* **Provided material**:
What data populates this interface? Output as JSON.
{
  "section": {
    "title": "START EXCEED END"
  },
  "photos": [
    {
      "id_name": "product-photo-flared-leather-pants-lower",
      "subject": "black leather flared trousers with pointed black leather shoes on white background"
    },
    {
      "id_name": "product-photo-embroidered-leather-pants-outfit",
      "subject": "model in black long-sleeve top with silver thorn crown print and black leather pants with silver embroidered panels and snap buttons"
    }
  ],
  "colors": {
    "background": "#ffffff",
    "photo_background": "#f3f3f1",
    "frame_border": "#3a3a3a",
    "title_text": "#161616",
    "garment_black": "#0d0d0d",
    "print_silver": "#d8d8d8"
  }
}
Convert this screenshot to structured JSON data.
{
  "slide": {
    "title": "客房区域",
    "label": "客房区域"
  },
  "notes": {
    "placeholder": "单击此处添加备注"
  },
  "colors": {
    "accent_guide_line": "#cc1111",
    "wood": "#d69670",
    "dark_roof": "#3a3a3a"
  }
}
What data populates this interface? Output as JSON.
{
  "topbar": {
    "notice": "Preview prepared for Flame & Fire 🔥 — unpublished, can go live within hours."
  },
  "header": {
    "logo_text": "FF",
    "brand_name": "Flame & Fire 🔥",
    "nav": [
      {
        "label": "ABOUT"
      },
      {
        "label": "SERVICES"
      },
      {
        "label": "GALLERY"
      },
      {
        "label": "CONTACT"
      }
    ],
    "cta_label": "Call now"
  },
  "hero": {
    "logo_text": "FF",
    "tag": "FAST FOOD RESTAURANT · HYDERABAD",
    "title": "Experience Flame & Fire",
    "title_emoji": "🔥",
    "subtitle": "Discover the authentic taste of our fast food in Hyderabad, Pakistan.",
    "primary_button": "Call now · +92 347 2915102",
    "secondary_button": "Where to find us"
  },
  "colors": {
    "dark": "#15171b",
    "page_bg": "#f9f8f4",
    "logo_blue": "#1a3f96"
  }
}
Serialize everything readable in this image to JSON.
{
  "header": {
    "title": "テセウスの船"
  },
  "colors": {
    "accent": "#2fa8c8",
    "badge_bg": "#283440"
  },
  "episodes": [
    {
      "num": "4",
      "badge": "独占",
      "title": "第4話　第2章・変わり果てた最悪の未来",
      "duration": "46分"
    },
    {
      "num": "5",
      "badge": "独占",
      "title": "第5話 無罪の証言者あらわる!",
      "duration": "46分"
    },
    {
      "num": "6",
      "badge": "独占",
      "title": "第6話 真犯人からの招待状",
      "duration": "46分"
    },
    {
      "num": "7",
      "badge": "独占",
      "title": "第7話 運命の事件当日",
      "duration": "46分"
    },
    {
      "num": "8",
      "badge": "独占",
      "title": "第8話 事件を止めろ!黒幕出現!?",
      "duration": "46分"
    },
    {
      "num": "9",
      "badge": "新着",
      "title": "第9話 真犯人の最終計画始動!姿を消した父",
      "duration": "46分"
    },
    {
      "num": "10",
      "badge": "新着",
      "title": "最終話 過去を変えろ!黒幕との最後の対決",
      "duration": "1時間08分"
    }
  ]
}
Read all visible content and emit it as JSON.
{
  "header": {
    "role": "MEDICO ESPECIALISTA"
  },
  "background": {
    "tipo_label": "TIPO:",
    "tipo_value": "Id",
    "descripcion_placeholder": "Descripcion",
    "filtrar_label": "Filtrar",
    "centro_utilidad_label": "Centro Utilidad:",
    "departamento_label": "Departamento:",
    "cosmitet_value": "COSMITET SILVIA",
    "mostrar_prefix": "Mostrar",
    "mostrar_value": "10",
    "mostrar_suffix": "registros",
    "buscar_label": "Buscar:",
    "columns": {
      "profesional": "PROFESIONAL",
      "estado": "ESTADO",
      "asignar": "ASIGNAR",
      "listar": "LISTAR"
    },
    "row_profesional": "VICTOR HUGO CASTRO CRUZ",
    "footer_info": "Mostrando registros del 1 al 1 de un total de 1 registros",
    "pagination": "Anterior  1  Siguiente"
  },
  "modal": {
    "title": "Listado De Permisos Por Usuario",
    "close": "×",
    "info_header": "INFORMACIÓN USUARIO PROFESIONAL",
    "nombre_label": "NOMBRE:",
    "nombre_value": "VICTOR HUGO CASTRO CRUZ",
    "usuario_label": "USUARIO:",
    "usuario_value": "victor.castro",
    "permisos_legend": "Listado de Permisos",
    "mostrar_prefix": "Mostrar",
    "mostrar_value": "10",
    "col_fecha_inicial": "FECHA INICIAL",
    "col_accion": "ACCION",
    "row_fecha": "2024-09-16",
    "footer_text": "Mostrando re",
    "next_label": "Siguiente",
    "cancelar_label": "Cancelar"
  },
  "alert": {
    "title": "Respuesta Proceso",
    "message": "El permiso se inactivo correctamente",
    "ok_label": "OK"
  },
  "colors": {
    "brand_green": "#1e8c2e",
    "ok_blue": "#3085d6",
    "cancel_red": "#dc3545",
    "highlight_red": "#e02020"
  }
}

* **Task instructions**: Exactly how many lines of the material contain the word "embroidered"? Write the number alone.

* **Response below**: 2